▶ **TASK PROMPT**
Extract every line that contains the word "name".

-------------------------

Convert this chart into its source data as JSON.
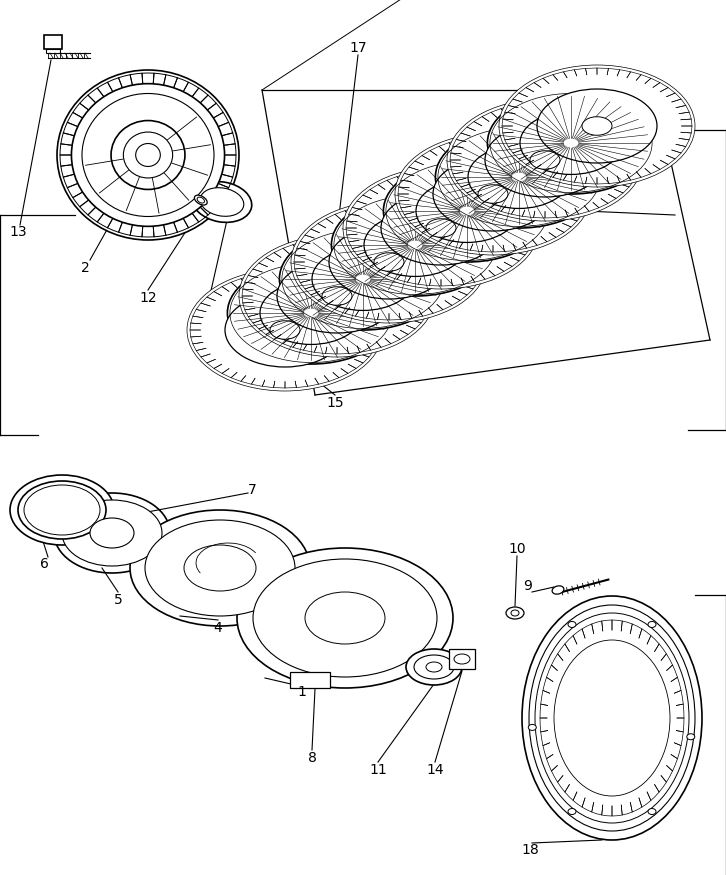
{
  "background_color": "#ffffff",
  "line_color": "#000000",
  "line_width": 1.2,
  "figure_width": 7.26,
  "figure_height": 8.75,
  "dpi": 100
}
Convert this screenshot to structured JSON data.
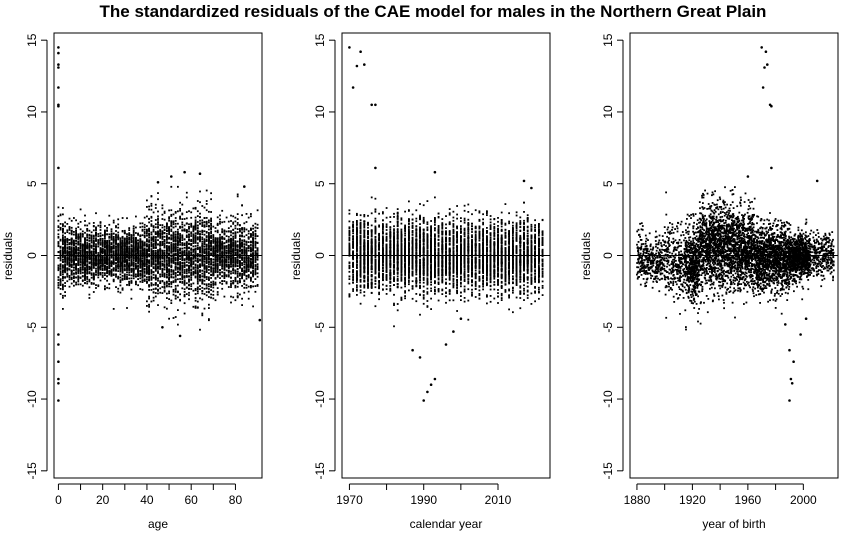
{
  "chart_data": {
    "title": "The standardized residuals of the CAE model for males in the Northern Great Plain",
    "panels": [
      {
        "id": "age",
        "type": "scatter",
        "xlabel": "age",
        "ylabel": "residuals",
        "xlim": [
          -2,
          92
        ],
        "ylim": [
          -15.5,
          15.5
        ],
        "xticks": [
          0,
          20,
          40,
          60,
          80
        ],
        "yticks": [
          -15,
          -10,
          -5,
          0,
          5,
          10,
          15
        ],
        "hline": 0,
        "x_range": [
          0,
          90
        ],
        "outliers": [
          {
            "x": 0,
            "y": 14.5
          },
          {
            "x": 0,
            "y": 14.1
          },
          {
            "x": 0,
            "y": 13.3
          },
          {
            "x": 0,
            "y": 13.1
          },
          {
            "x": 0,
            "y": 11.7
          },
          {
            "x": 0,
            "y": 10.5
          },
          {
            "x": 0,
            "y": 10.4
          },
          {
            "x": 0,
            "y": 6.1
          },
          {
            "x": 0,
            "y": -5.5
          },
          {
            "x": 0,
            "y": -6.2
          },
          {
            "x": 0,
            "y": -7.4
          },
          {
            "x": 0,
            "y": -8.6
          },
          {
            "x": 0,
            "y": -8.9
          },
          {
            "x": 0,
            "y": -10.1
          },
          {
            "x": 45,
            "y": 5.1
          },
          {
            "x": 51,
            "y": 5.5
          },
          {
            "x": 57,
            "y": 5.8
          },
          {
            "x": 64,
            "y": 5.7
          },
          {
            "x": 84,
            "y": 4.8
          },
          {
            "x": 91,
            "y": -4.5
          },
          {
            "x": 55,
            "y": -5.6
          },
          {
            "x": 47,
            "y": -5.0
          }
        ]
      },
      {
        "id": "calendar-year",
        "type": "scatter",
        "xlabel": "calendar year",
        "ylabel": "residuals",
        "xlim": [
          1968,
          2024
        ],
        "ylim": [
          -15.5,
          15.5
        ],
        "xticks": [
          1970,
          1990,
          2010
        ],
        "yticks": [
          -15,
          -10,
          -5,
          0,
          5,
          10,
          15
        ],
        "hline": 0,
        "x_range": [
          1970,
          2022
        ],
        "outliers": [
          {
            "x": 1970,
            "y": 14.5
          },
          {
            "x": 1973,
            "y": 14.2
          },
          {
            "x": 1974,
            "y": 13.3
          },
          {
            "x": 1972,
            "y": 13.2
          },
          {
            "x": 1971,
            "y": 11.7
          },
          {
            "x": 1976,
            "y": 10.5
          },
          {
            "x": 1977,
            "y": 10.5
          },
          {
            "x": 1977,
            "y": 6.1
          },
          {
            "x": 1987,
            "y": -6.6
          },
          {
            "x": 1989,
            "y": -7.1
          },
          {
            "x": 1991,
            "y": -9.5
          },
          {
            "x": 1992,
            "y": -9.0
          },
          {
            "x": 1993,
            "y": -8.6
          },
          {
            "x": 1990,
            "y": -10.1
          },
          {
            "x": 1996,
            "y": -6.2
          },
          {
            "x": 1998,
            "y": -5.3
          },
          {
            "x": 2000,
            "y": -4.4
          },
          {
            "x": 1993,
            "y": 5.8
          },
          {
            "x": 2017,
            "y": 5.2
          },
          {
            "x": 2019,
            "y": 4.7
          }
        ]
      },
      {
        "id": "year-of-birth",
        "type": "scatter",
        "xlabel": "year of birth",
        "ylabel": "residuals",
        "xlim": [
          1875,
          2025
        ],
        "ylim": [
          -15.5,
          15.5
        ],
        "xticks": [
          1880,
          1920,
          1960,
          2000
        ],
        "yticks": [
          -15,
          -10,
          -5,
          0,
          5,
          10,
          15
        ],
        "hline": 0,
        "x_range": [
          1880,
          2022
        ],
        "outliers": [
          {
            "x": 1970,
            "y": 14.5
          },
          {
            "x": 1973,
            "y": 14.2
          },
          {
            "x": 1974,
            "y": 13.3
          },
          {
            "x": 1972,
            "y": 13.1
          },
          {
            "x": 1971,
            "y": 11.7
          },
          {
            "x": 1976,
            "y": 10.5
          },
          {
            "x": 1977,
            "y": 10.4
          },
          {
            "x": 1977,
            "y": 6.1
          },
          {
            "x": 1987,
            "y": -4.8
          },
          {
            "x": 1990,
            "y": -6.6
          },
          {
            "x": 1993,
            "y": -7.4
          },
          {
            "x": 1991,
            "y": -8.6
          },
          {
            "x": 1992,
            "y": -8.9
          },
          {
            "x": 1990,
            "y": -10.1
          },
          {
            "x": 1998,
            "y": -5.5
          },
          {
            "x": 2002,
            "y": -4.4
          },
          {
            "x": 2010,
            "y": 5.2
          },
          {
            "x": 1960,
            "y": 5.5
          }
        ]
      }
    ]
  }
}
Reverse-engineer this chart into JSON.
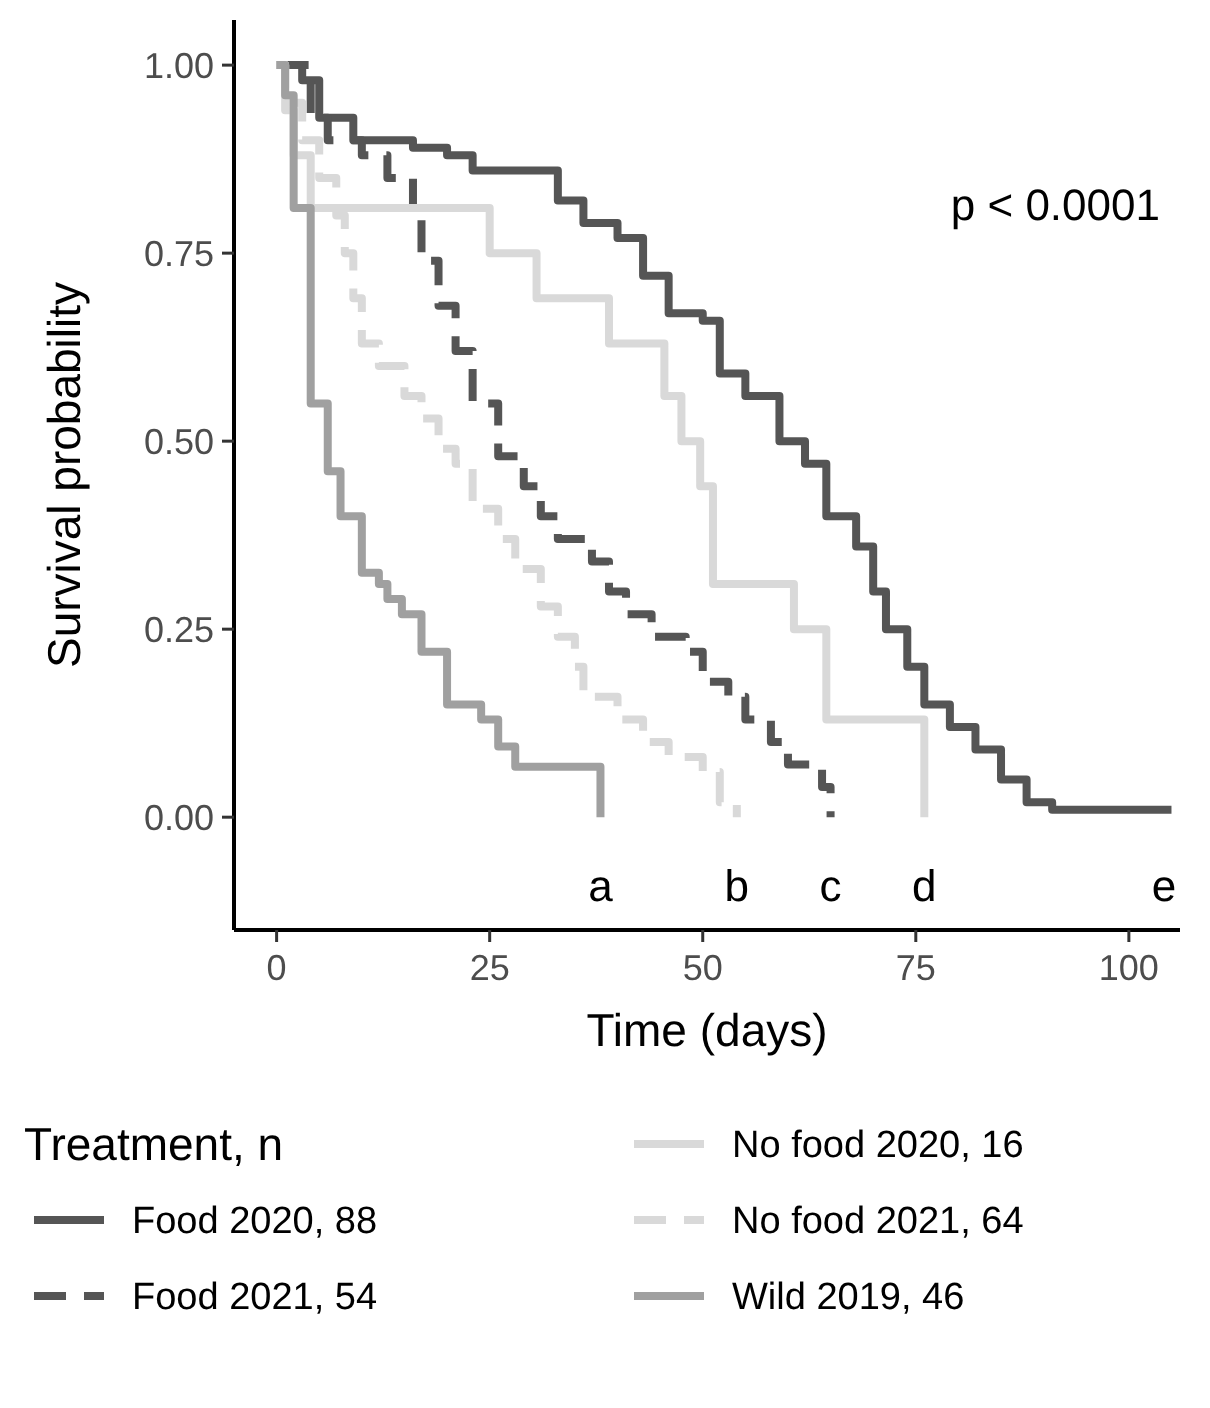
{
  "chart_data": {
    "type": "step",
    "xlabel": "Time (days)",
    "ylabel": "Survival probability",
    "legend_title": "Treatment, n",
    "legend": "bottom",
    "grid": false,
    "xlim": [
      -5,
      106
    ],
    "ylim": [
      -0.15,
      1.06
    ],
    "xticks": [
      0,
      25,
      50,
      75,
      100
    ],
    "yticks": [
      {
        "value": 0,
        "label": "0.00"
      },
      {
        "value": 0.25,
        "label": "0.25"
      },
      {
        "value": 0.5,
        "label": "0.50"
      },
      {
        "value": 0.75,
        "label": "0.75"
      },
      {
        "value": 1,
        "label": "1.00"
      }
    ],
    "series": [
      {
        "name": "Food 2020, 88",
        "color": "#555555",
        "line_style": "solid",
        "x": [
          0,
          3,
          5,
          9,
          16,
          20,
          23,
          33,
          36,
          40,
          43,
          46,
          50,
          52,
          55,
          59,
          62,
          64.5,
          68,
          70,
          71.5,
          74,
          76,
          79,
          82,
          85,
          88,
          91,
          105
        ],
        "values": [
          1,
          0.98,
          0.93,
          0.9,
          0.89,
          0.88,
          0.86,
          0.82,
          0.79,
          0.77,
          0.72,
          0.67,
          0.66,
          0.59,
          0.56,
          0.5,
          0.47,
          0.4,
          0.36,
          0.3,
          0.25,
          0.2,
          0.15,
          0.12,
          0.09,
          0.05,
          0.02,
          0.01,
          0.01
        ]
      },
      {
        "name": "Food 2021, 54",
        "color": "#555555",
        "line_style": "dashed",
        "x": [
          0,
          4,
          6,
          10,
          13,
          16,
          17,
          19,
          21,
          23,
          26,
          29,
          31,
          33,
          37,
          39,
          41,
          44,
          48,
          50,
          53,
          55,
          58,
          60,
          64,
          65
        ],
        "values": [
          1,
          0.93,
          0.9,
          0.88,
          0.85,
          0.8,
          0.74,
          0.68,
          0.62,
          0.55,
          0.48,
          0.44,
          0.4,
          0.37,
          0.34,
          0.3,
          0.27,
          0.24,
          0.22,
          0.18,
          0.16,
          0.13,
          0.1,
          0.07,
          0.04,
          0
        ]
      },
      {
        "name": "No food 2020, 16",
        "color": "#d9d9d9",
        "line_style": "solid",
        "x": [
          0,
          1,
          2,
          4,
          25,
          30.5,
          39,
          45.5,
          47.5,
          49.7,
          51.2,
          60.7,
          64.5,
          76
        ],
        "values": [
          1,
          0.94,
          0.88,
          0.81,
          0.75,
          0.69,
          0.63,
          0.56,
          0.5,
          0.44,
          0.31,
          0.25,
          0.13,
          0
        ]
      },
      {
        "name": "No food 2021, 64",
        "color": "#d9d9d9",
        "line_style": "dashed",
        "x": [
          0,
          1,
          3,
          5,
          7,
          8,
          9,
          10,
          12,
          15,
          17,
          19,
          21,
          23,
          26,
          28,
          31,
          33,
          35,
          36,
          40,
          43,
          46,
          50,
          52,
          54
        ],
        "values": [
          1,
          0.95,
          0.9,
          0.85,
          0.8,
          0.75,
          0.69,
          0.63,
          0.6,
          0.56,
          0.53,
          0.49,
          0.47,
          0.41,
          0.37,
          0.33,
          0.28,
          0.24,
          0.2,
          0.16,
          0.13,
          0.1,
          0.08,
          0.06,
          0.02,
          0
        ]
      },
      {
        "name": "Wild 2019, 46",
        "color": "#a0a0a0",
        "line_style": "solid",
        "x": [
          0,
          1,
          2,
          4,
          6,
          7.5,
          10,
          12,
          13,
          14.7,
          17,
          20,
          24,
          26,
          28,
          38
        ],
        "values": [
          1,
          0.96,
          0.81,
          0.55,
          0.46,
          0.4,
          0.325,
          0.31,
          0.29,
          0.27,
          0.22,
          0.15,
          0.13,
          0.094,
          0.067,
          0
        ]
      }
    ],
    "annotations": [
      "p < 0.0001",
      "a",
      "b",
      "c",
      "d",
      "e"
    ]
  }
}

-------------------------

▶ **EXERCISE SOLUTION**
        "name": "Food 2020, 88",
        "name": "Food 2021, 54",
        "name": "No food 2020, 16",
        "name": "No food 2021, 64",
        "name": "Wild 2019, 46",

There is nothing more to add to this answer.